▶ **Study text**:
November 23, 2014 at 9:36 AM

eating disorderThe parents of young people invested in digital social media need to keep out front of technology the best they can. Issues with eleven-year old children viewing pornography for free online, tweens trying to acts grown up by sexting, kids developing negative attitudes about themselves and their body images are in strong competition with the widespread issues of bullying peers in school environments.

Teen Body Image

What is body image? Do you know the term "thigh space"? Where do teens begin to get distorted ideas and negative feeling about their young, growing, healthy bodies? 

In today's social focus on outer beauty, no kids are insulated from feelings of inadequacy and despair. Parents concerned about their child's body image must become educated regarding the realities of what kids are faced with on the internet relating to teen body image.

So what's going on with this teen body image obsession? Body image is directly related to how people see themselves when they look at mirrored images of themselves. Their face, hair, eyes, nose, mouth, teeth, and every single body part, separately. 

Especially with pre-pubescent tweens and teens in full-fledged puberty, raging hormones and psychological confusion, identity seeking and magnification of ideals, the images they view in the mirror are distorted. They critically focus on each body part searching out imperfections - real and imagined, because they don't look like their friends, popular celebrities or the teen body image of someone else they want to be. 

Negative Body Image Amplified by the Media

The impact of their own critical scrutiny is hard enough on youth, and has always existed during the natural transition from child to young adult. Add to this self-inflicted torture, the new pressures of teen body image on social media, "Hollywood imagery" in movies, magazines, and the internet, multiply this by the number of interactions each child has with peers and other opinionated individuals they encounter every single day. These pressures to be slim, even ultra-slim, flawless and desirable are too much for the adult self-image, compound that with immaturity, naivety and teenage hormones - you can see the emotional scarring and personal distortions crawling all over the self-images of today's youth.

Social Media: Facebook, Twitter, Pinterest and other major social networks are designed to help people connect and share ideas. While social media can be extremely positive for tweens and teens, it also serves as another platform that can unfortunately help kids perpetuate these negative body image ideals. Searching these networks for terms such as "thinspiration", "thinspo", "thigh gap", "pro-ana", #hip bones, #thigh gap, #anorexic yield disturbing results, as hits for the terms are plentiful and unbelievably popular. 

Tumblr is a big social media source for these unhealthy ideals being transferred to unsuspecting internet youth every day. Entire "thinspiration" blogs are hosted by many tweens and teens, who make posts encouraging eating disorders and share them on their network dashboards with other "thinspiration" followers who "Like" and reblog the content.

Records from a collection

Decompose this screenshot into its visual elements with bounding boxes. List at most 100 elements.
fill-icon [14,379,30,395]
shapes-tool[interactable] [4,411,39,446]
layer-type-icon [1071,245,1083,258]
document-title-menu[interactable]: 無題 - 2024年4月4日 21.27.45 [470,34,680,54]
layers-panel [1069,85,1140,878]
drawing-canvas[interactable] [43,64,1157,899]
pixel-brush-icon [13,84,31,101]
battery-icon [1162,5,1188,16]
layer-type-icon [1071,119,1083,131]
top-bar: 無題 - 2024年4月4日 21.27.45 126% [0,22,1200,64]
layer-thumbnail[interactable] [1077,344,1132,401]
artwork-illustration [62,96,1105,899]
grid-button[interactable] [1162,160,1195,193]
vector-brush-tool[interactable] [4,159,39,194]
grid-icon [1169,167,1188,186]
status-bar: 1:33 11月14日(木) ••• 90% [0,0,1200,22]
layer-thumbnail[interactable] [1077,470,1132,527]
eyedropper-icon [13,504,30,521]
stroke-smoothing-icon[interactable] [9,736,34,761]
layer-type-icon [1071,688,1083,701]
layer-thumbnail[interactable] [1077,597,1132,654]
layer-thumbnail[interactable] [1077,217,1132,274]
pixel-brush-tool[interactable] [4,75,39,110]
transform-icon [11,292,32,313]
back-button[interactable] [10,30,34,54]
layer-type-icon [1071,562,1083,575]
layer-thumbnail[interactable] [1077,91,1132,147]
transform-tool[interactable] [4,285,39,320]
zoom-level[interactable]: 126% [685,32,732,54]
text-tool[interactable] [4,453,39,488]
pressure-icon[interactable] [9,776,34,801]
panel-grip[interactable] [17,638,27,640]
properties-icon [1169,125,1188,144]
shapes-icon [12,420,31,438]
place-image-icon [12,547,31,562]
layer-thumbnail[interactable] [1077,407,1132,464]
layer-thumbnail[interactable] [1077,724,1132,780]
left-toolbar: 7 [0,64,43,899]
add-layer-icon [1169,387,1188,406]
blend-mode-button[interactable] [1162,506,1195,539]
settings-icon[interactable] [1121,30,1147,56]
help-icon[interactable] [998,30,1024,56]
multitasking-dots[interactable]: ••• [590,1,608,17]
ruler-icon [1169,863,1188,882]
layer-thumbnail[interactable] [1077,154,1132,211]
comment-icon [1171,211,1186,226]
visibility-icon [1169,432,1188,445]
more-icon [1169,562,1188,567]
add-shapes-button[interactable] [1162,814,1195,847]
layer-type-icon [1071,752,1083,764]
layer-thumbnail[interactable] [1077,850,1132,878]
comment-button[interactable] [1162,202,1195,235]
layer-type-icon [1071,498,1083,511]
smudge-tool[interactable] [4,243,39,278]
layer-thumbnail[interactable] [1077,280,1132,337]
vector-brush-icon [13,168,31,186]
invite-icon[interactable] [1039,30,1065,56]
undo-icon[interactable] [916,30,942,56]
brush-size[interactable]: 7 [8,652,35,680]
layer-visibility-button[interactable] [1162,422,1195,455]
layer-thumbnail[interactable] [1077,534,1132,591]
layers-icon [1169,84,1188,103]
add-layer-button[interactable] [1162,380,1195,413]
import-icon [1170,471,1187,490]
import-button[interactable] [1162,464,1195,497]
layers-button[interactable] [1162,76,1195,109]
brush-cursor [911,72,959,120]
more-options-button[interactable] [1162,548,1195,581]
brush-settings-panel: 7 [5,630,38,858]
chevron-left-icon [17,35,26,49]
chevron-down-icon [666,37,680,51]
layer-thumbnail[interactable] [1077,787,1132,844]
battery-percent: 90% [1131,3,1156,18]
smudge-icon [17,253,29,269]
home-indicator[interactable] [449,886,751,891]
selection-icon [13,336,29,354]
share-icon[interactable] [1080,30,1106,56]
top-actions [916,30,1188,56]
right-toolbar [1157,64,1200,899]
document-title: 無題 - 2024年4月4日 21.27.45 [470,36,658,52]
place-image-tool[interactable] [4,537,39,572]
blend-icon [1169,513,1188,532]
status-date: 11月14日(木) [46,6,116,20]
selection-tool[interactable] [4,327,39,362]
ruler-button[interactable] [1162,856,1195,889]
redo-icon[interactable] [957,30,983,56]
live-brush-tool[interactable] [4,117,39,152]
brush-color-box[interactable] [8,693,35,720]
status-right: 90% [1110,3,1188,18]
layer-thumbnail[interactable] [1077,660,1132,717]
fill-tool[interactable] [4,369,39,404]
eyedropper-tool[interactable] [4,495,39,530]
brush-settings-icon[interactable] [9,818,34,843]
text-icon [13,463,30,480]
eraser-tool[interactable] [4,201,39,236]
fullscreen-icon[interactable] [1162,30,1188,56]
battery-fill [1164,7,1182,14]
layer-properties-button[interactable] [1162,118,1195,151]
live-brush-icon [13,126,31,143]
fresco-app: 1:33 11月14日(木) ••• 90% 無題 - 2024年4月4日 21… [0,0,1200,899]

▶ **Required actions**:
• A. In the teen body image text, which social media site is called a big source of unhealthy ideals reaching young internet users every day?
• B. Return the passage of the teen body image text that starts at "What is body" and ends at "body part, separately.", copied word for word.

▶ **List of solutions**:
• A. Tumblr

• B.
What is body image? Do you know the term "thigh space"? Where do teens begin to get distorted ideas and negative feeling about their young, growing, healthy bodies? 

In today's social focus on outer beauty, no kids are insulated from feelings of inadequacy and despair. Parents concerned about their child's body image must become educated regarding the realities of what kids are faced with on the internet relating to teen body image.

So what's going on with this teen body image obsession? Body image is directly related to how people see themselves when they look at mirrored images of themselves. Their face, hair, eyes, nose, mouth, teeth, and every single body part, separately.